◆ **Written instruction**
Find each line containing the word "What" and report how many there are. Add nothing else.
* Start *
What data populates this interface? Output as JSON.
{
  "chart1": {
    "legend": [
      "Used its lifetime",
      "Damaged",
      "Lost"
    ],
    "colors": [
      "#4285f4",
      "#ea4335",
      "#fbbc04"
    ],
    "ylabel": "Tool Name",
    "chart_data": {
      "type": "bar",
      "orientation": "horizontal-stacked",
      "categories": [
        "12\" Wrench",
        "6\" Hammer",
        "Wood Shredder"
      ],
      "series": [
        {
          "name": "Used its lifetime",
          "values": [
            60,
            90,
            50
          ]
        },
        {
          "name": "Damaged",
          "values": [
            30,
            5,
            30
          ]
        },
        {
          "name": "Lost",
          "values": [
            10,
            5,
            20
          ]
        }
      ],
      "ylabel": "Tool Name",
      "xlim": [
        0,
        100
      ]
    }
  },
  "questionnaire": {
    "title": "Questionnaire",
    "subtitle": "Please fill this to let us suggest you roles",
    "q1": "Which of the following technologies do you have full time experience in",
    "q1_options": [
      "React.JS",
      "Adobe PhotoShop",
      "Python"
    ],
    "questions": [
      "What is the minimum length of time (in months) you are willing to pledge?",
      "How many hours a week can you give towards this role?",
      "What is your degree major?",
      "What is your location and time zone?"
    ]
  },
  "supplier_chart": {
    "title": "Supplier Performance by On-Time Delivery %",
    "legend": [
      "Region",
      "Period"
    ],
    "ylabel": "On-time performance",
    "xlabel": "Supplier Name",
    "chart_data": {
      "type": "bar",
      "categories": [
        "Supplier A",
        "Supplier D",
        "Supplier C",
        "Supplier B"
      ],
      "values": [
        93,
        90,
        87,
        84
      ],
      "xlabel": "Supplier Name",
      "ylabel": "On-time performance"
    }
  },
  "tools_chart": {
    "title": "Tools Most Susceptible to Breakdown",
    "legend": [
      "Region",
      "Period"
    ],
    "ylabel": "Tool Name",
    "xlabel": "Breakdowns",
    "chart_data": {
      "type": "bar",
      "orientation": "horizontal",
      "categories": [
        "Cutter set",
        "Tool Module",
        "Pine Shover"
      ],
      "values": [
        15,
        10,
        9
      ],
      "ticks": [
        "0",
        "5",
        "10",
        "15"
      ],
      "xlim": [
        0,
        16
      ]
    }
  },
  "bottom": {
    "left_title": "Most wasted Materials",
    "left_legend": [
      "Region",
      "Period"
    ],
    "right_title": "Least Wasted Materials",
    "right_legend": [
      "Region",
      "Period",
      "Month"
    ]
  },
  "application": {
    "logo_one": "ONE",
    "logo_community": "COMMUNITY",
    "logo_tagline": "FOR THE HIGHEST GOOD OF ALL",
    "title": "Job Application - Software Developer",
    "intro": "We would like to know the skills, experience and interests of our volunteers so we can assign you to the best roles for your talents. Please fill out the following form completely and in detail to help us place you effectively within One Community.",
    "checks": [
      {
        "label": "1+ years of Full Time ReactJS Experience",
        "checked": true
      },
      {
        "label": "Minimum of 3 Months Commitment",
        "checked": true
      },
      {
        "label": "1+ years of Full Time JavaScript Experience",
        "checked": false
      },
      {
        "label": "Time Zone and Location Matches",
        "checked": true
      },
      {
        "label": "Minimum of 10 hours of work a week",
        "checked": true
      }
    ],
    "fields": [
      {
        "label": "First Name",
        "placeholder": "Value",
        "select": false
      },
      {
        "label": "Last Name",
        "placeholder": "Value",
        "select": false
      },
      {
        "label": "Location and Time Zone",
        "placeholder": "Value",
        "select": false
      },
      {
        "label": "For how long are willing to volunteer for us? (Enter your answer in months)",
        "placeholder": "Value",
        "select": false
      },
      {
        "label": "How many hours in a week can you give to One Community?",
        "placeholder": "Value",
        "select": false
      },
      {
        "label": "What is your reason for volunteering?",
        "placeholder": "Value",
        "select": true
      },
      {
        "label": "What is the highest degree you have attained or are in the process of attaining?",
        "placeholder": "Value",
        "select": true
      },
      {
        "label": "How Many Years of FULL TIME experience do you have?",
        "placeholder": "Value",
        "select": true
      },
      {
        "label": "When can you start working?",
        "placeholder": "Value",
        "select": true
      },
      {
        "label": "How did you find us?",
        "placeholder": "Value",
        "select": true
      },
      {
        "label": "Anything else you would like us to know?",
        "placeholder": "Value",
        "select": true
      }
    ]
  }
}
* End *
◆ **Task solution**
6